**SET EXERCISE:**
Gather up the lines with the word "animals" in them.

**AVAILABLE RECORDS:**
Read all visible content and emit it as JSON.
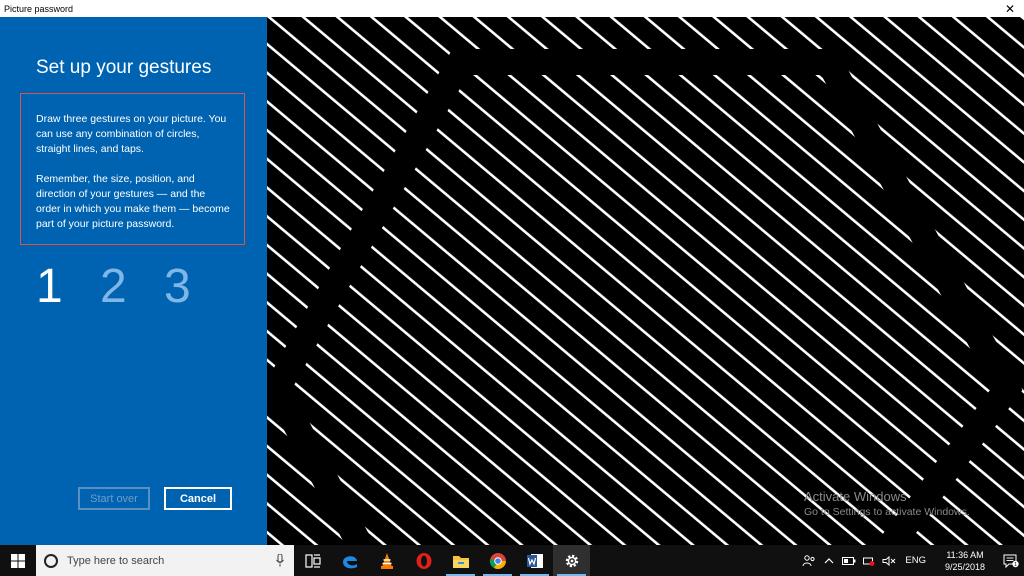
{
  "window": {
    "title": "Picture password",
    "close_glyph": "✕"
  },
  "panel": {
    "heading": "Set up your gestures",
    "instructions": [
      "Draw three gestures on your picture. You can use any combination of circles, straight lines, and taps.",
      "Remember, the size, position, and direction of your gestures — and the order in which you make them — become part of your picture password."
    ],
    "steps": [
      "1",
      "2",
      "3"
    ],
    "active_step": 1,
    "start_over_label": "Start over",
    "cancel_label": "Cancel"
  },
  "watermark": {
    "line1": "Activate Windows",
    "line2": "Go to Settings to activate Windows."
  },
  "taskbar": {
    "search_placeholder": "Type here to search",
    "apps": [
      {
        "name": "task-view",
        "icon": "task-view-icon"
      },
      {
        "name": "edge",
        "icon": "edge-icon"
      },
      {
        "name": "vlc",
        "icon": "vlc-icon"
      },
      {
        "name": "opera",
        "icon": "opera-icon"
      },
      {
        "name": "file-explorer",
        "icon": "folder-icon"
      },
      {
        "name": "chrome",
        "icon": "chrome-icon"
      },
      {
        "name": "word",
        "icon": "word-icon"
      },
      {
        "name": "settings",
        "icon": "gear-icon"
      }
    ],
    "language": "ENG",
    "time": "11:36 AM",
    "date": "9/25/2018",
    "notification_count": "1"
  },
  "colors": {
    "panel_blue": "#0063b1",
    "step_inactive": "#7fb6e8",
    "instructions_border": "#d9544f",
    "taskbar": "#101010"
  }
}
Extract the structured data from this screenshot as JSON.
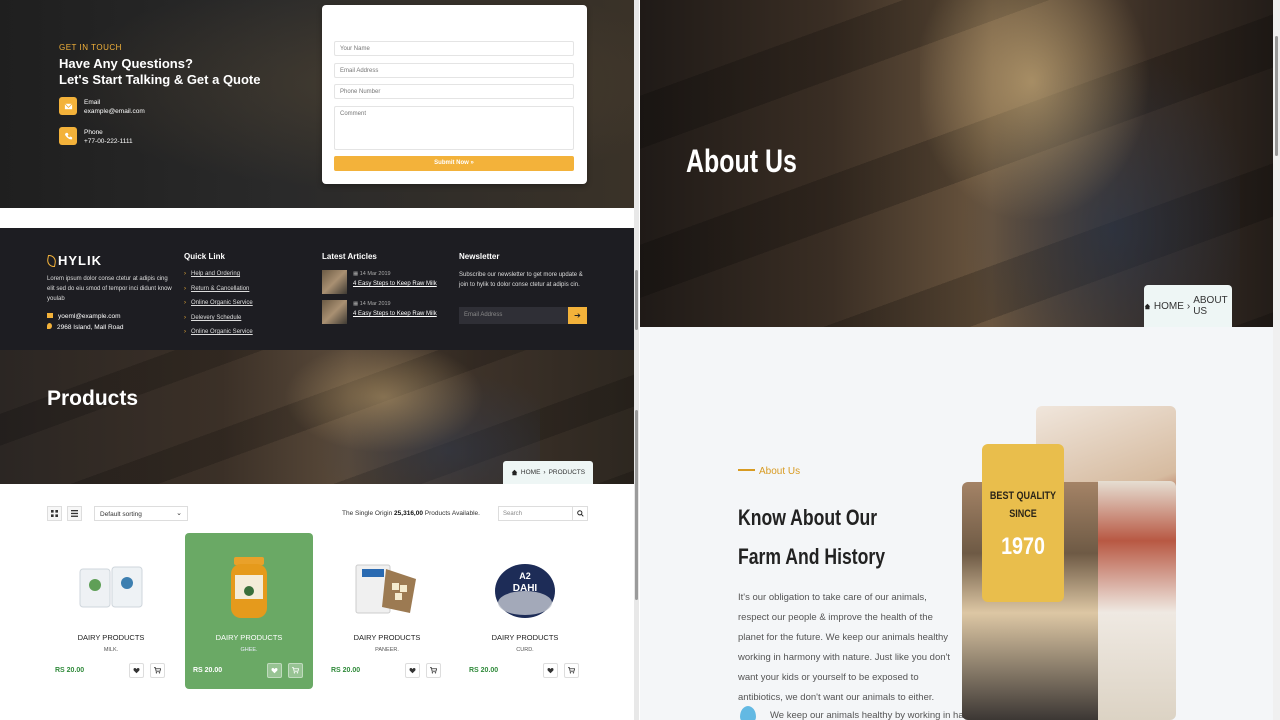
{
  "contact": {
    "eyebrow": "GET IN TOUCH",
    "heading_line1": "Have Any Questions?",
    "heading_line2": "Let's Start Talking & Get a Quote",
    "email_label": "Email",
    "email_value": "example@email.com",
    "phone_label": "Phone",
    "phone_value": "+77-00-222-1111",
    "form": {
      "name_placeholder": "Your Name",
      "email_placeholder": "Email Address",
      "phone_placeholder": "Phone Number",
      "comment_placeholder": "Comment",
      "submit_label": "Submit Now »"
    }
  },
  "footer": {
    "logo": "HYLIK",
    "about": "Lorem ipsum dolor conse ctetur at adipis cing elit sed do eiu smod of tempor inci didunt know youlab",
    "email": "yoeml@example.com",
    "address": "2968 Island, Mall Road",
    "quick_link_title": "Quick Link",
    "quick_links": [
      "Help and Ordering",
      "Return & Cancellation",
      "Online Organic Service",
      "Delevery Schedule",
      "Online Organic Service"
    ],
    "articles_title": "Latest Articles",
    "articles": [
      {
        "date": "14 Mar 2019",
        "title": "4 Easy Steps to Keep Raw Milk"
      },
      {
        "date": "14 Mar 2019",
        "title": "4 Easy Steps to Keep Raw Milk"
      }
    ],
    "newsletter_title": "Newsletter",
    "newsletter_text": "Subscribe our newsletter to get more update & join to hylik to dolor conse ctetur at adipis cin.",
    "newsletter_placeholder": "Email Address",
    "newsletter_button": "➔"
  },
  "products_page": {
    "title": "Products",
    "breadcrumb_home": "HOME",
    "breadcrumb_sep": "›",
    "breadcrumb_current": "PRODUCTS",
    "sort_value": "Default sorting",
    "availability_prefix": "The Single Origin",
    "availability_count": "25,316,00",
    "availability_suffix": "Products Available.",
    "search_placeholder": "Search",
    "products": [
      {
        "name": "DAIRY PRODUCTS",
        "sub": "MILK.",
        "price": "RS 20.00",
        "highlighted": false
      },
      {
        "name": "DAIRY PRODUCTS",
        "sub": "GHEE.",
        "price": "RS 20.00",
        "highlighted": true
      },
      {
        "name": "DAIRY PRODUCTS",
        "sub": "PANEER.",
        "price": "RS 20.00",
        "highlighted": false
      },
      {
        "name": "DAIRY PRODUCTS",
        "sub": "CURD.",
        "price": "RS 20.00",
        "highlighted": false
      }
    ]
  },
  "about_page": {
    "title": "About Us",
    "breadcrumb_home": "HOME",
    "breadcrumb_sep": "›",
    "breadcrumb_current": "ABOUT US",
    "eyebrow": "About Us",
    "heading_line1": "Know About Our",
    "heading_line2": "Farm And History",
    "paragraph": "It's our obligation to take care of our animals, respect our people & improve the health of the planet for the future. We keep our animals healthy working in harmony with nature. Just like you don't want your kids or yourself to be exposed to antibiotics, we don't want our animals to either.",
    "feature_text": "We keep our animals healthy by working in harmony with",
    "badge_line1": "BEST QUALITY",
    "badge_line2": "SINCE",
    "badge_year": "1970"
  },
  "colors": {
    "accent": "#f3b23a",
    "green": "#6aa965",
    "price": "#2f8a3a",
    "footer_bg": "#1d1d22"
  }
}
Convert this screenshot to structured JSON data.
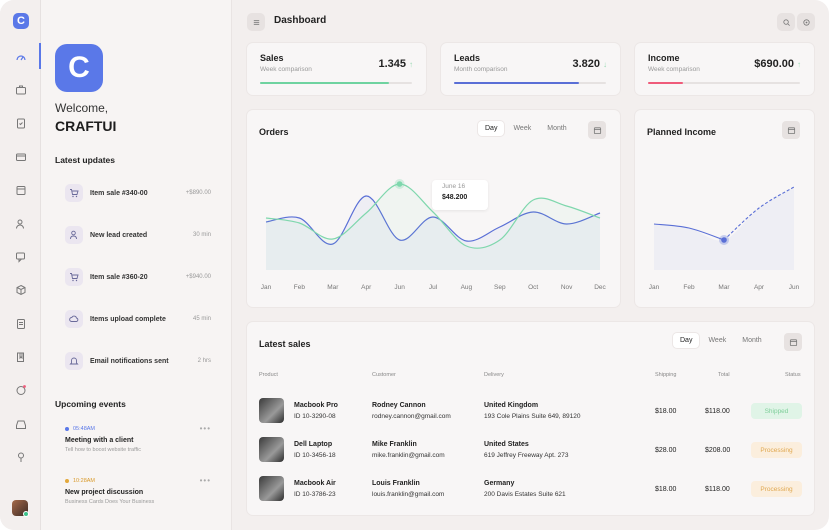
{
  "app": {
    "logo_letter": "C",
    "welcome": "Welcome,",
    "brand": "CRAFTUI"
  },
  "header": {
    "title": "Dashboard"
  },
  "rail": {
    "icons": [
      "dashboard-icon",
      "briefcase-icon",
      "clipboard-icon",
      "card-icon",
      "calendar-icon",
      "users-icon",
      "chat-icon",
      "box-icon",
      "document-icon",
      "book-icon",
      "chart-icon",
      "inbox-icon",
      "pin-icon"
    ]
  },
  "updates": {
    "title": "Latest updates",
    "items": [
      {
        "label": "Item sale #340-00",
        "value": "+$890.00",
        "icon": "cart-icon"
      },
      {
        "label": "New lead created",
        "value": "30 min",
        "icon": "person-icon"
      },
      {
        "label": "Item sale #360-20",
        "value": "+$940.00",
        "icon": "cart-icon"
      },
      {
        "label": "Items upload complete",
        "value": "45 min",
        "icon": "cloud-icon"
      },
      {
        "label": "Email notifications sent",
        "value": "2 hrs",
        "icon": "bell-icon"
      }
    ]
  },
  "events": {
    "title": "Upcoming events",
    "items": [
      {
        "time": "05:48AM",
        "title": "Meeting with a client",
        "sub": "Tell how to boost website traffic"
      },
      {
        "time": "10:28AM",
        "title": "New project discussion",
        "sub": "Business Cards Does Your Business"
      }
    ]
  },
  "stats": [
    {
      "title": "Sales",
      "sub": "Week comparison",
      "value": "1.345",
      "arrow": "↑",
      "progress": 0.85,
      "color": "#6fd3a0"
    },
    {
      "title": "Leads",
      "sub": "Month comparison",
      "value": "3.820",
      "arrow": "↓",
      "progress": 0.82,
      "color": "#5a6fd6"
    },
    {
      "title": "Income",
      "sub": "Week comparison",
      "value": "$690.00",
      "arrow": "↑",
      "progress": 0.23,
      "color": "#ef5b7a"
    }
  ],
  "orders": {
    "title": "Orders",
    "tabs": [
      "Day",
      "Week",
      "Month"
    ],
    "tooltip": {
      "date": "June 16",
      "value": "$48.200"
    }
  },
  "income": {
    "title": "Planned Income"
  },
  "chart_data": [
    {
      "type": "line",
      "categories": [
        "Jan",
        "Feb",
        "Mar",
        "Apr",
        "Jun",
        "Jul",
        "Aug",
        "Sep",
        "Oct",
        "Nov",
        "Dec"
      ],
      "series": [
        {
          "color": "#5a6fd6",
          "values": [
            48,
            52,
            26,
            74,
            30,
            53,
            29,
            43,
            58,
            46,
            57
          ]
        },
        {
          "color": "#7fd7ad",
          "values": [
            52,
            47,
            31,
            57,
            86,
            58,
            24,
            30,
            70,
            64,
            52
          ]
        }
      ],
      "highlight": {
        "category": "Jun",
        "series": 1
      }
    },
    {
      "type": "line",
      "categories": [
        "Jan",
        "Feb",
        "Mar",
        "Apr",
        "Jun"
      ],
      "series": [
        {
          "color": "#5a6fd6",
          "values": [
            46,
            42,
            30,
            62,
            83
          ]
        }
      ],
      "highlight": {
        "category": "Mar",
        "series": 0
      }
    }
  ],
  "sales": {
    "title": "Latest sales",
    "tabs": [
      "Day",
      "Week",
      "Month"
    ],
    "headers": {
      "product": "Product",
      "customer": "Customer",
      "delivery": "Delivery",
      "shipping": "Shipping",
      "total": "Total",
      "status": "Status"
    },
    "rows": [
      {
        "product": "Macbook Pro",
        "id": "ID 10-3290-08",
        "customer": "Rodney Cannon",
        "email": "rodney.cannon@gmail.com",
        "country": "United Kingdom",
        "address": "193 Cole Plains Suite 649, 89120",
        "shipping": "$18.00",
        "total": "$118.00",
        "status": "Shipped",
        "kind": "ship"
      },
      {
        "product": "Dell Laptop",
        "id": "ID 10-3456-18",
        "customer": "Mike Franklin",
        "email": "mike.franklin@gmail.com",
        "country": "United States",
        "address": "619 Jeffrey Freeway Apt. 273",
        "shipping": "$28.00",
        "total": "$208.00",
        "status": "Processing",
        "kind": "proc"
      },
      {
        "product": "Macbook Air",
        "id": "ID 10-3786-23",
        "customer": "Louis Franklin",
        "email": "louis.franklin@gmail.com",
        "country": "Germany",
        "address": "200 Davis Estates Suite 621",
        "shipping": "$18.00",
        "total": "$118.00",
        "status": "Processing",
        "kind": "proc"
      }
    ]
  }
}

**TASK OUTPUT:**
    "paragraph": "It's our obligation to take care of our animals, respect our people & improve the health of the planet for the future. We keep our animals healthy working in harmony with nature. Just like you don't want your kids or yourself to be exposed to antibiotics, we don't want our animals to either.",
    "feature_text": "We keep our animals healthy by working in harmony with",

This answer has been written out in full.